--- SUPPLIED ENTRIES ---

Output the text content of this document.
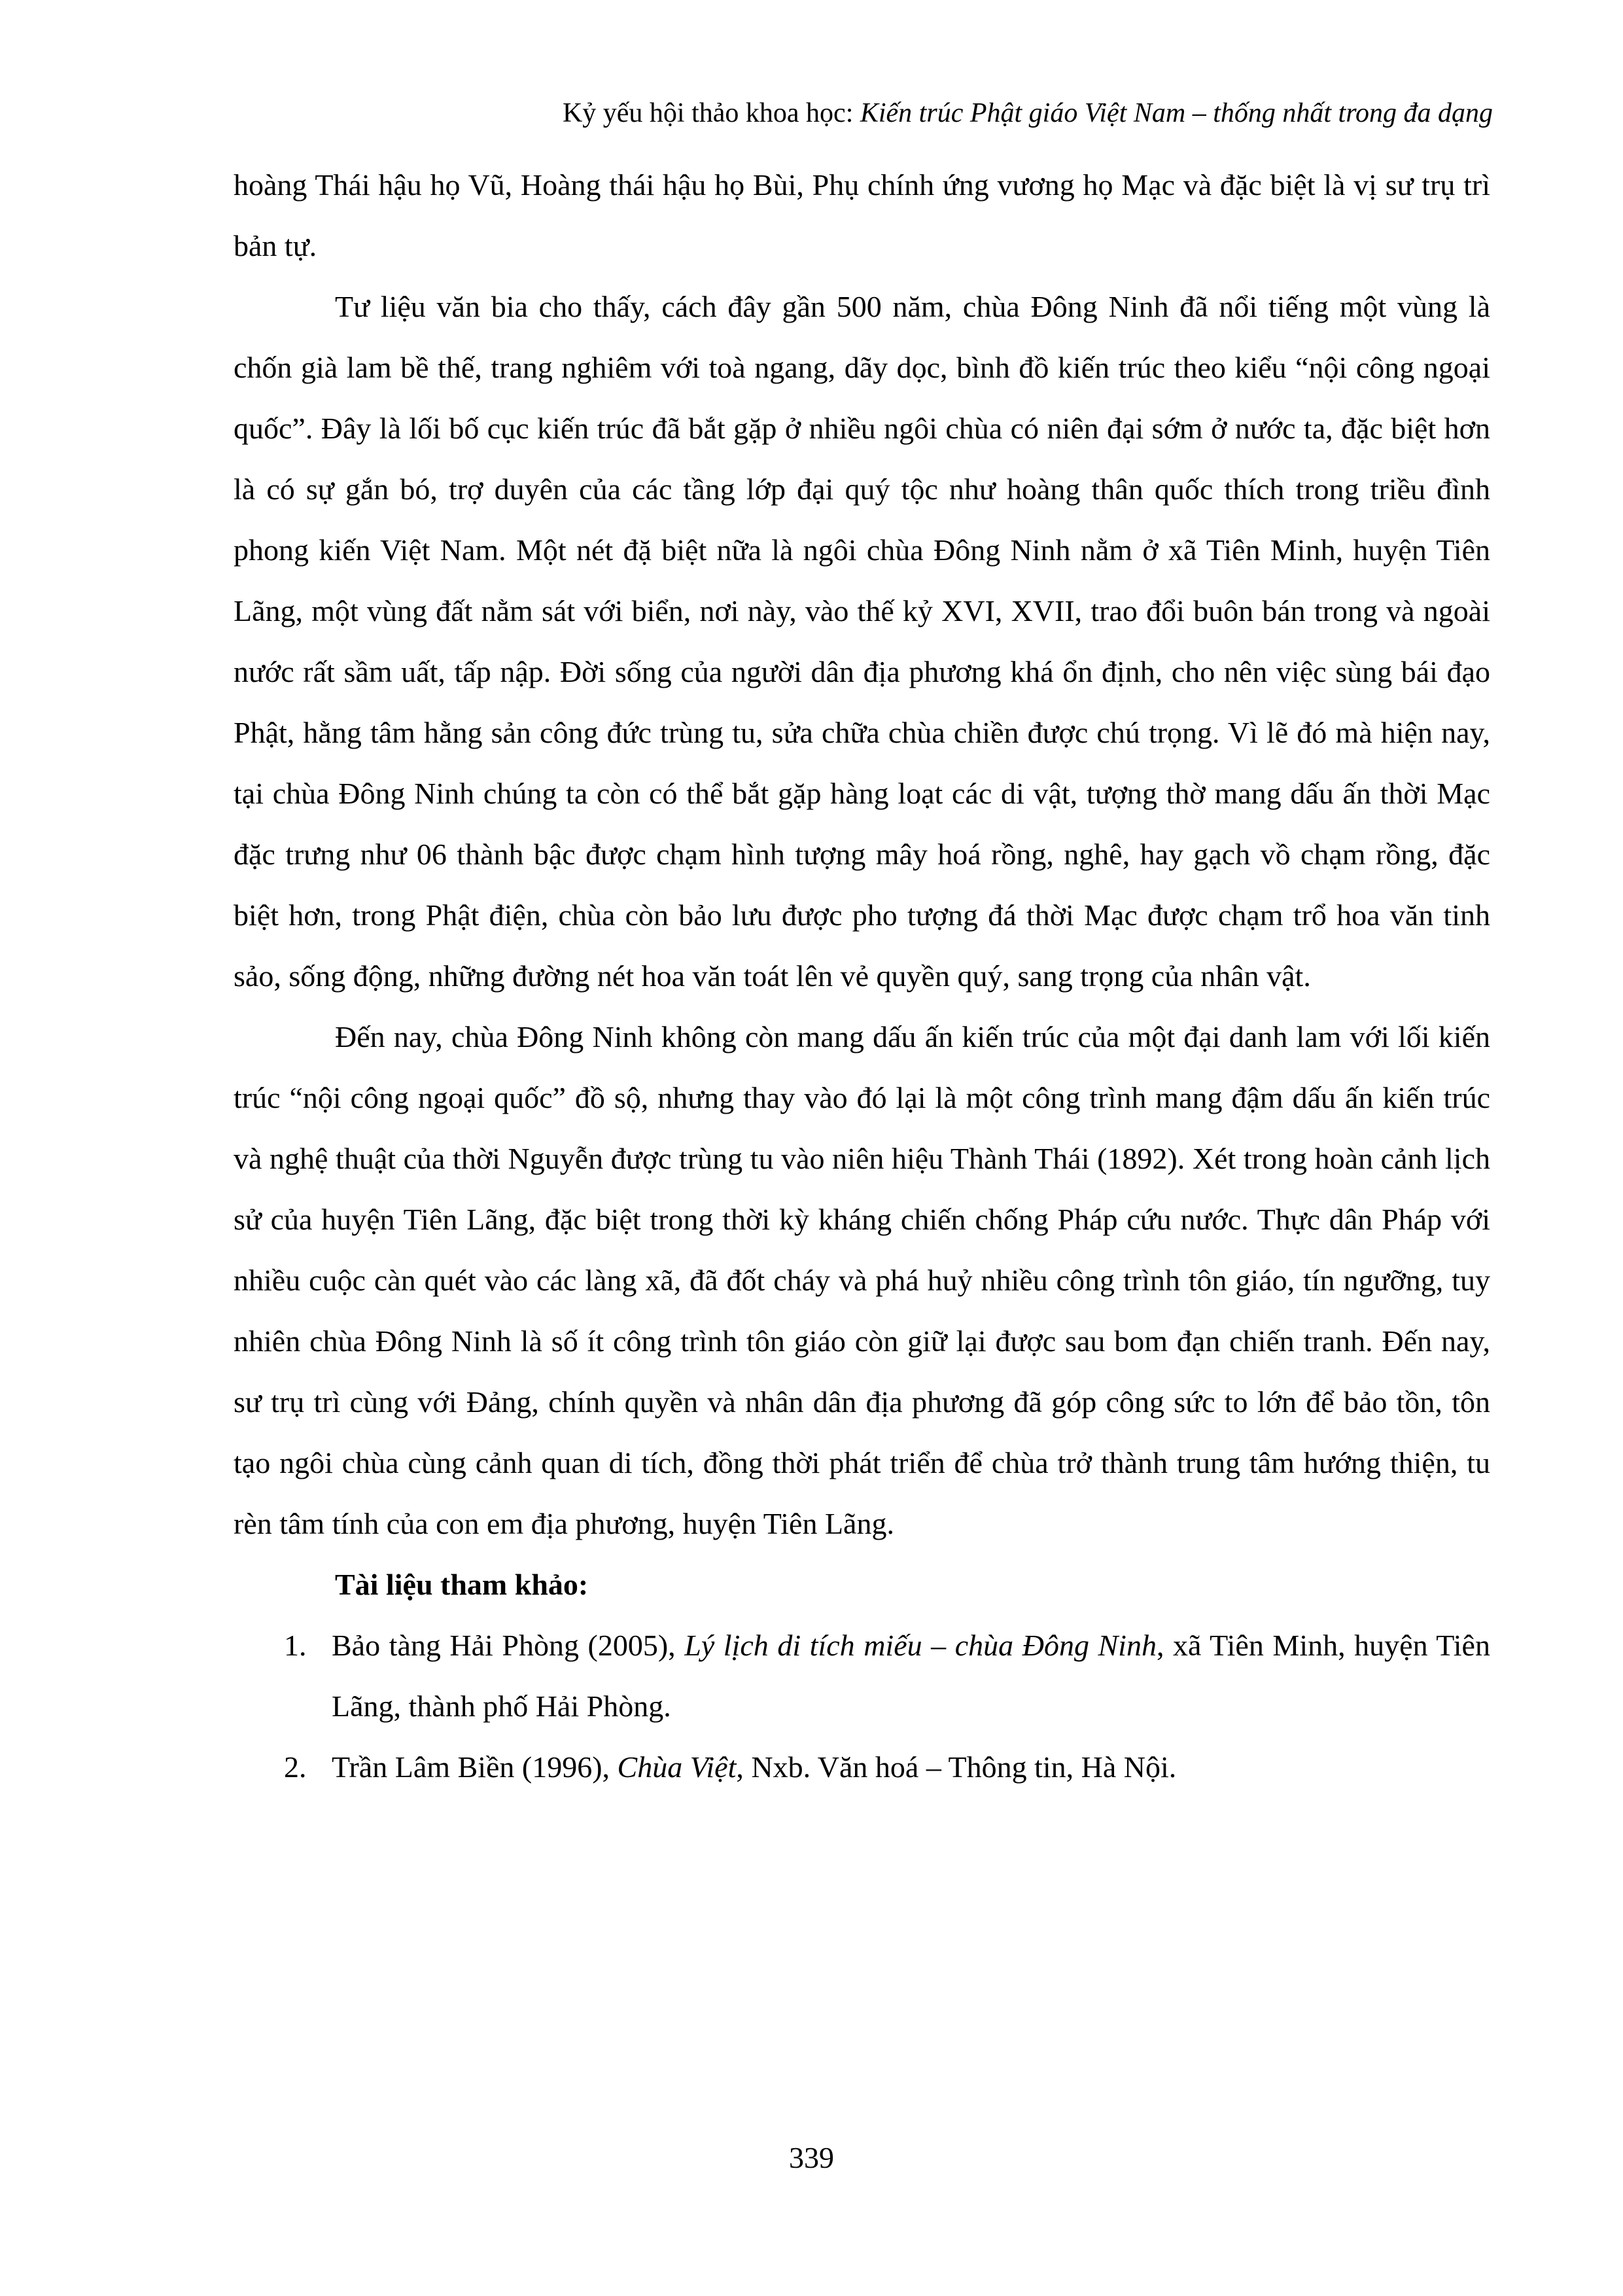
Kỷ yếu hội thảo khoa học: Kiến trúc Phật giáo Việt Nam – thống nhất trong đa dạng

hoàng Thái hậu họ Vũ, Hoàng thái hậu họ Bùi, Phụ chính ứng vương họ Mạc và đặc biệt là vị sư trụ trì bản tự.

Tư liệu văn bia cho thấy, cách đây gần 500 năm, chùa Đông Ninh đã nổi tiếng một vùng là chốn già lam bề thế, trang nghiêm với toà ngang, dãy dọc, bình đồ kiến trúc theo kiểu “nội công ngoại quốc”. Đây là lối bố cục kiến trúc đã bắt gặp ở nhiều ngôi chùa có niên đại sớm ở nước ta, đặc biệt hơn là có sự gắn bó, trợ duyên của các tầng lớp đại quý tộc như hoàng thân quốc thích trong triều đình phong kiến Việt Nam. Một nét đặ biệt nữa là ngôi chùa Đông Ninh nằm ở xã Tiên Minh, huyện Tiên Lãng, một vùng đất nằm sát với biển, nơi này, vào thế kỷ XVI, XVII, trao đổi buôn bán trong và ngoài nước rất sầm uất, tấp nập. Đời sống của người dân địa phương khá ổn định, cho nên việc sùng bái đạo Phật, hằng tâm hằng sản công đức trùng tu, sửa chữa chùa chiền được chú trọng. Vì lẽ đó mà hiện nay, tại chùa Đông Ninh chúng ta còn có thể bắt gặp hàng loạt các di vật, tượng thờ mang dấu ấn thời Mạc đặc trưng như 06 thành bậc được chạm hình tượng mây hoá rồng, nghê, hay gạch vồ chạm rồng, đặc biệt hơn, trong Phật điện, chùa còn bảo lưu được pho tượng đá thời Mạc được chạm trổ hoa văn tinh sảo, sống động, những đường nét hoa văn toát lên vẻ quyền quý, sang trọng của nhân vật.

Đến nay, chùa Đông Ninh không còn mang dấu ấn kiến trúc của một đại danh lam với lối kiến trúc “nội công ngoại quốc” đồ sộ, nhưng thay vào đó lại là một công trình mang đậm dấu ấn kiến trúc và nghệ thuật của thời Nguyễn được trùng tu vào niên hiệu Thành Thái (1892). Xét trong hoàn cảnh lịch sử của huyện Tiên Lãng, đặc biệt trong thời kỳ kháng chiến chống Pháp cứu nước. Thực dân Pháp với nhiều cuộc càn quét vào các làng xã, đã đốt cháy và phá huỷ nhiều công trình tôn giáo, tín ngưỡng, tuy nhiên chùa Đông Ninh là số ít công trình tôn giáo còn giữ lại được sau bom đạn chiến tranh. Đến nay, sư trụ trì cùng với Đảng, chính quyền và nhân dân địa phương đã góp công sức to lớn để bảo tồn, tôn tạo ngôi chùa cùng cảnh quan di tích, đồng thời phát triển để chùa trở thành trung tâm hướng thiện, tu rèn tâm tính của con em địa phương, huyện Tiên Lãng.

Tài liệu tham khảo:

1. Bảo tàng Hải Phòng (2005), Lý lịch di tích miếu – chùa Đông Ninh, xã Tiên Minh, huyện Tiên Lãng, thành phố Hải Phòng.

2. Trần Lâm Biền (1996), Chùa Việt, Nxb. Văn hoá – Thông tin, Hà Nội.

339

---

* GIVEN REQUEST *
Copy each line in full and exactly, omitting any picture.

* SOLUTION TO THE EXERCISE *
Output the text content of this document.
Kỷ yếu hội thảo khoa học: Kiến trúc Phật giáo Việt Nam – thống nhất trong đa dạng

hoàng Thái hậu họ Vũ, Hoàng thái hậu họ Bùi, Phụ chính ứng vương họ Mạc và đặc biệt là vị sư trụ trì bản tự.

Tư liệu văn bia cho thấy, cách đây gần 500 năm, chùa Đông Ninh đã nổi tiếng một vùng là chốn già lam bề thế, trang nghiêm với toà ngang, dãy dọc, bình đồ kiến trúc theo kiểu “nội công ngoại quốc”. Đây là lối bố cục kiến trúc đã bắt gặp ở nhiều ngôi chùa có niên đại sớm ở nước ta, đặc biệt hơn là có sự gắn bó, trợ duyên của các tầng lớp đại quý tộc như hoàng thân quốc thích trong triều đình phong kiến Việt Nam. Một nét đặ biệt nữa là ngôi chùa Đông Ninh nằm ở xã Tiên Minh, huyện Tiên Lãng, một vùng đất nằm sát với biển, nơi này, vào thế kỷ XVI, XVII, trao đổi buôn bán trong và ngoài nước rất sầm uất, tấp nập. Đời sống của người dân địa phương khá ổn định, cho nên việc sùng bái đạo Phật, hằng tâm hằng sản công đức trùng tu, sửa chữa chùa chiền được chú trọng. Vì lẽ đó mà hiện nay, tại chùa Đông Ninh chúng ta còn có thể bắt gặp hàng loạt các di vật, tượng thờ mang dấu ấn thời Mạc đặc trưng như 06 thành bậc được chạm hình tượng mây hoá rồng, nghê, hay gạch vồ chạm rồng, đặc biệt hơn, trong Phật điện, chùa còn bảo lưu được pho tượng đá thời Mạc được chạm trổ hoa văn tinh sảo, sống động, những đường nét hoa văn toát lên vẻ quyền quý, sang trọng của nhân vật.

Đến nay, chùa Đông Ninh không còn mang dấu ấn kiến trúc của một đại danh lam với lối kiến trúc “nội công ngoại quốc” đồ sộ, nhưng thay vào đó lại là một công trình mang đậm dấu ấn kiến trúc và nghệ thuật của thời Nguyễn được trùng tu vào niên hiệu Thành Thái (1892). Xét trong hoàn cảnh lịch sử của huyện Tiên Lãng, đặc biệt trong thời kỳ kháng chiến chống Pháp cứu nước. Thực dân Pháp với nhiều cuộc càn quét vào các làng xã, đã đốt cháy và phá huỷ nhiều công trình tôn giáo, tín ngưỡng, tuy nhiên chùa Đông Ninh là số ít công trình tôn giáo còn giữ lại được sau bom đạn chiến tranh. Đến nay, sư trụ trì cùng với Đảng, chính quyền và nhân dân địa phương đã góp công sức to lớn để bảo tồn, tôn tạo ngôi chùa cùng cảnh quan di tích, đồng thời phát triển để chùa trở thành trung tâm hướng thiện, tu rèn tâm tính của con em địa phương, huyện Tiên Lãng.

Tài liệu tham khảo:

1. Bảo tàng Hải Phòng (2005), Lý lịch di tích miếu – chùa Đông Ninh, xã Tiên Minh, huyện Tiên Lãng, thành phố Hải Phòng.

2. Trần Lâm Biền (1996), Chùa Việt, Nxb. Văn hoá – Thông tin, Hà Nội.

339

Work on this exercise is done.